── MATERIAL PROVIDED

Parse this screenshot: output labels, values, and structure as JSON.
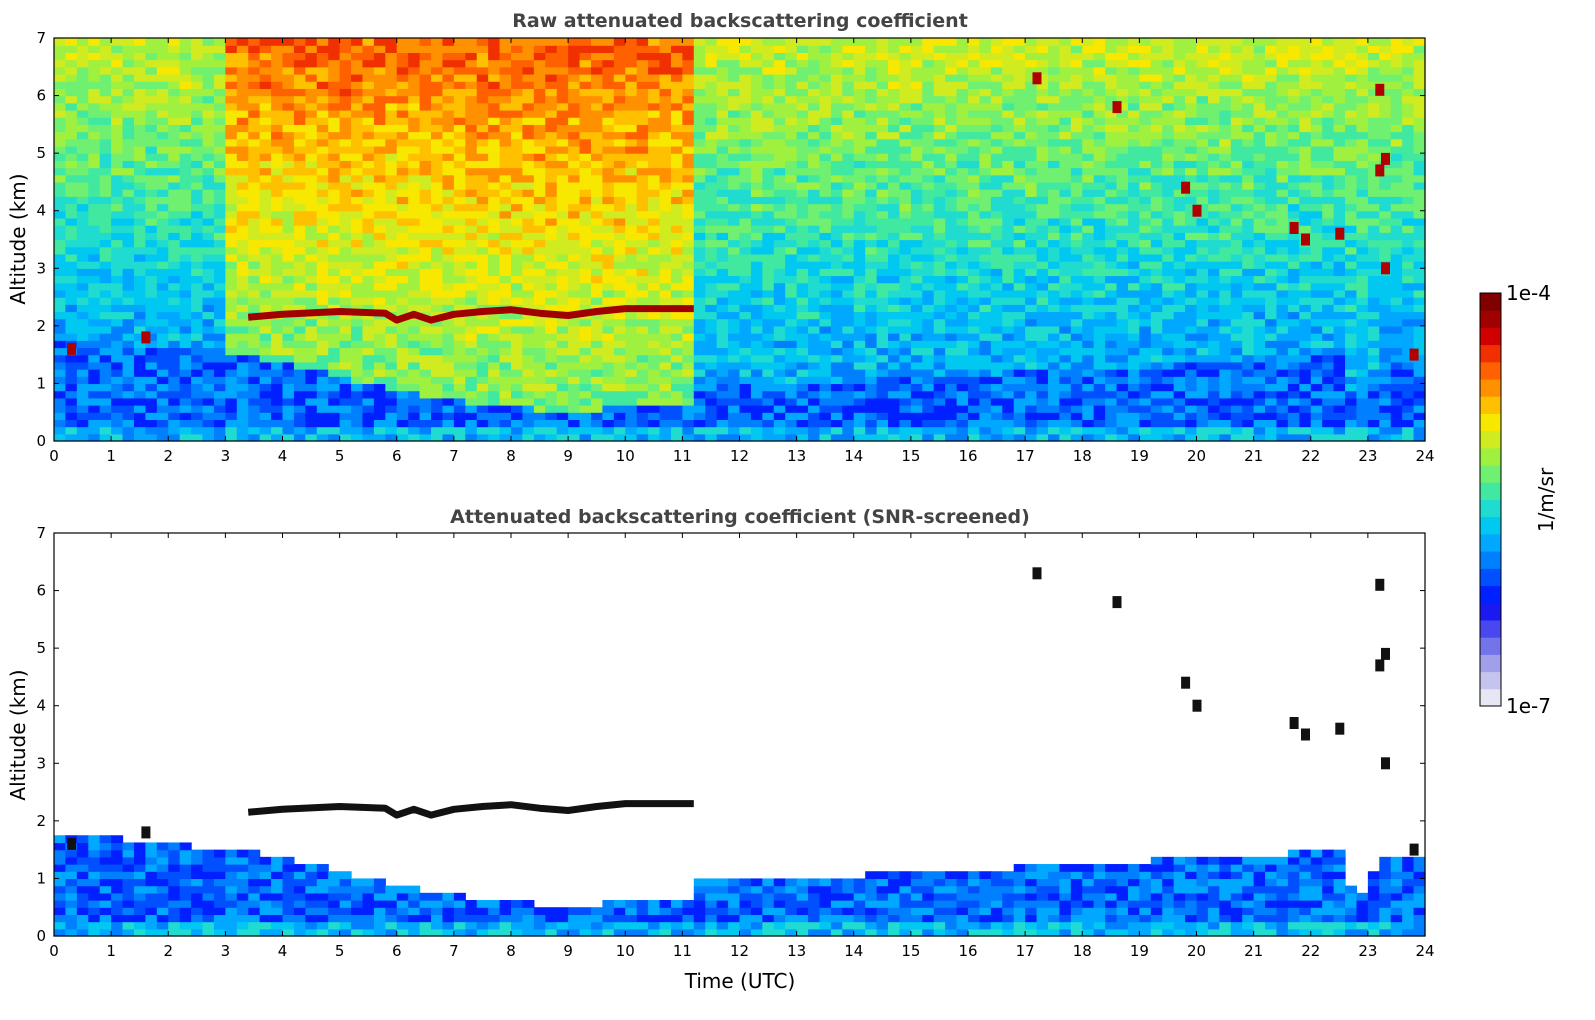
{
  "chart_data": [
    {
      "type": "heatmap",
      "title": "Raw attenuated backscattering coefficient",
      "xlabel": "",
      "ylabel": "Altitude (km)",
      "xlim": [
        0,
        24
      ],
      "ylim": [
        0,
        7
      ],
      "x_ticks": [
        "0",
        "1",
        "2",
        "3",
        "4",
        "5",
        "6",
        "7",
        "8",
        "9",
        "10",
        "11",
        "12",
        "13",
        "14",
        "15",
        "16",
        "17",
        "18",
        "19",
        "20",
        "21",
        "22",
        "23",
        "24"
      ],
      "y_ticks": [
        "0",
        "1",
        "2",
        "3",
        "4",
        "5",
        "6",
        "7"
      ],
      "screened": false,
      "noisy_region": {
        "x_start": 3,
        "x_end": 11.2
      },
      "cloud_layer": [
        [
          3.4,
          2.15
        ],
        [
          4,
          2.2
        ],
        [
          5,
          2.25
        ],
        [
          5.8,
          2.22
        ],
        [
          6,
          2.1
        ],
        [
          6.3,
          2.2
        ],
        [
          6.6,
          2.1
        ],
        [
          7,
          2.2
        ],
        [
          7.5,
          2.25
        ],
        [
          8,
          2.28
        ],
        [
          8.5,
          2.22
        ],
        [
          9,
          2.18
        ],
        [
          9.5,
          2.25
        ],
        [
          10,
          2.3
        ],
        [
          10.5,
          2.3
        ],
        [
          11.2,
          2.3
        ]
      ],
      "cloud_patches": [
        [
          19.8,
          4.4
        ],
        [
          20.0,
          4.0
        ],
        [
          21.7,
          3.7
        ],
        [
          21.9,
          3.5
        ],
        [
          22.5,
          3.6
        ],
        [
          23.3,
          4.9
        ],
        [
          23.2,
          4.7
        ],
        [
          18.6,
          5.8
        ],
        [
          17.2,
          6.3
        ],
        [
          23.2,
          6.1
        ],
        [
          23.3,
          3.0
        ],
        [
          1.6,
          1.8
        ],
        [
          0.3,
          1.6
        ],
        [
          23.8,
          1.5
        ]
      ],
      "boundary_layer_top": [
        [
          0,
          1.8
        ],
        [
          1,
          1.7
        ],
        [
          2,
          1.6
        ],
        [
          3,
          1.5
        ],
        [
          4,
          1.4
        ],
        [
          5,
          1.1
        ],
        [
          6,
          0.9
        ],
        [
          7,
          0.7
        ],
        [
          8,
          0.6
        ],
        [
          9,
          0.5
        ],
        [
          10,
          0.6
        ],
        [
          11.2,
          0.6
        ],
        [
          11.3,
          1.0
        ],
        [
          13,
          1.0
        ],
        [
          15,
          1.1
        ],
        [
          17,
          1.2
        ],
        [
          19,
          1.3
        ],
        [
          21,
          1.4
        ],
        [
          22.5,
          1.5
        ],
        [
          22.8,
          0.6
        ],
        [
          23.2,
          1.3
        ],
        [
          24,
          1.4
        ]
      ]
    },
    {
      "type": "heatmap",
      "title": "Attenuated backscattering coefficient (SNR-screened)",
      "xlabel": "Time (UTC)",
      "ylabel": "Altitude (km)",
      "xlim": [
        0,
        24
      ],
      "ylim": [
        0,
        7
      ],
      "x_ticks": [
        "0",
        "1",
        "2",
        "3",
        "4",
        "5",
        "6",
        "7",
        "8",
        "9",
        "10",
        "11",
        "12",
        "13",
        "14",
        "15",
        "16",
        "17",
        "18",
        "19",
        "20",
        "21",
        "22",
        "23",
        "24"
      ],
      "y_ticks": [
        "0",
        "1",
        "2",
        "3",
        "4",
        "5",
        "6",
        "7"
      ],
      "screened": true
    }
  ],
  "colorbar": {
    "label": "1/m/sr",
    "max_label": "1e-4",
    "min_label": "1e-7",
    "colors": [
      "#e6e6f5",
      "#c4c4ee",
      "#a0a0ea",
      "#7474ea",
      "#4848ee",
      "#1a1af0",
      "#0020ff",
      "#0050ff",
      "#0080ff",
      "#00a8ff",
      "#00c8f0",
      "#20dcd0",
      "#40e8a0",
      "#70f070",
      "#a0f040",
      "#d0ec20",
      "#f8e800",
      "#ffc000",
      "#ff9000",
      "#ff6000",
      "#f03000",
      "#d00000",
      "#a00000",
      "#800000"
    ],
    "scale": "log"
  }
}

────

Repeat the material verbatim. Do not carry over any picture.

REPLY:
Parse this screenshot: output labels, values, and structure as JSON.
{
  "chart_data": [
    {
      "type": "heatmap",
      "title": "Raw attenuated backscattering coefficient",
      "xlabel": "",
      "ylabel": "Altitude (km)",
      "xlim": [
        0,
        24
      ],
      "ylim": [
        0,
        7
      ],
      "x_ticks": [
        "0",
        "1",
        "2",
        "3",
        "4",
        "5",
        "6",
        "7",
        "8",
        "9",
        "10",
        "11",
        "12",
        "13",
        "14",
        "15",
        "16",
        "17",
        "18",
        "19",
        "20",
        "21",
        "22",
        "23",
        "24"
      ],
      "y_ticks": [
        "0",
        "1",
        "2",
        "3",
        "4",
        "5",
        "6",
        "7"
      ],
      "screened": false,
      "noisy_region": {
        "x_start": 3,
        "x_end": 11.2
      },
      "cloud_layer": [
        [
          3.4,
          2.15
        ],
        [
          4,
          2.2
        ],
        [
          5,
          2.25
        ],
        [
          5.8,
          2.22
        ],
        [
          6,
          2.1
        ],
        [
          6.3,
          2.2
        ],
        [
          6.6,
          2.1
        ],
        [
          7,
          2.2
        ],
        [
          7.5,
          2.25
        ],
        [
          8,
          2.28
        ],
        [
          8.5,
          2.22
        ],
        [
          9,
          2.18
        ],
        [
          9.5,
          2.25
        ],
        [
          10,
          2.3
        ],
        [
          10.5,
          2.3
        ],
        [
          11.2,
          2.3
        ]
      ],
      "cloud_patches": [
        [
          19.8,
          4.4
        ],
        [
          20.0,
          4.0
        ],
        [
          21.7,
          3.7
        ],
        [
          21.9,
          3.5
        ],
        [
          22.5,
          3.6
        ],
        [
          23.3,
          4.9
        ],
        [
          23.2,
          4.7
        ],
        [
          18.6,
          5.8
        ],
        [
          17.2,
          6.3
        ],
        [
          23.2,
          6.1
        ],
        [
          23.3,
          3.0
        ],
        [
          1.6,
          1.8
        ],
        [
          0.3,
          1.6
        ],
        [
          23.8,
          1.5
        ]
      ],
      "boundary_layer_top": [
        [
          0,
          1.8
        ],
        [
          1,
          1.7
        ],
        [
          2,
          1.6
        ],
        [
          3,
          1.5
        ],
        [
          4,
          1.4
        ],
        [
          5,
          1.1
        ],
        [
          6,
          0.9
        ],
        [
          7,
          0.7
        ],
        [
          8,
          0.6
        ],
        [
          9,
          0.5
        ],
        [
          10,
          0.6
        ],
        [
          11.2,
          0.6
        ],
        [
          11.3,
          1.0
        ],
        [
          13,
          1.0
        ],
        [
          15,
          1.1
        ],
        [
          17,
          1.2
        ],
        [
          19,
          1.3
        ],
        [
          21,
          1.4
        ],
        [
          22.5,
          1.5
        ],
        [
          22.8,
          0.6
        ],
        [
          23.2,
          1.3
        ],
        [
          24,
          1.4
        ]
      ]
    },
    {
      "type": "heatmap",
      "title": "Attenuated backscattering coefficient (SNR-screened)",
      "xlabel": "Time (UTC)",
      "ylabel": "Altitude (km)",
      "xlim": [
        0,
        24
      ],
      "ylim": [
        0,
        7
      ],
      "x_ticks": [
        "0",
        "1",
        "2",
        "3",
        "4",
        "5",
        "6",
        "7",
        "8",
        "9",
        "10",
        "11",
        "12",
        "13",
        "14",
        "15",
        "16",
        "17",
        "18",
        "19",
        "20",
        "21",
        "22",
        "23",
        "24"
      ],
      "y_ticks": [
        "0",
        "1",
        "2",
        "3",
        "4",
        "5",
        "6",
        "7"
      ],
      "screened": true
    }
  ],
  "colorbar": {
    "label": "1/m/sr",
    "max_label": "1e-4",
    "min_label": "1e-7",
    "colors": [
      "#e6e6f5",
      "#c4c4ee",
      "#a0a0ea",
      "#7474ea",
      "#4848ee",
      "#1a1af0",
      "#0020ff",
      "#0050ff",
      "#0080ff",
      "#00a8ff",
      "#00c8f0",
      "#20dcd0",
      "#40e8a0",
      "#70f070",
      "#a0f040",
      "#d0ec20",
      "#f8e800",
      "#ffc000",
      "#ff9000",
      "#ff6000",
      "#f03000",
      "#d00000",
      "#a00000",
      "#800000"
    ],
    "scale": "log"
  }
}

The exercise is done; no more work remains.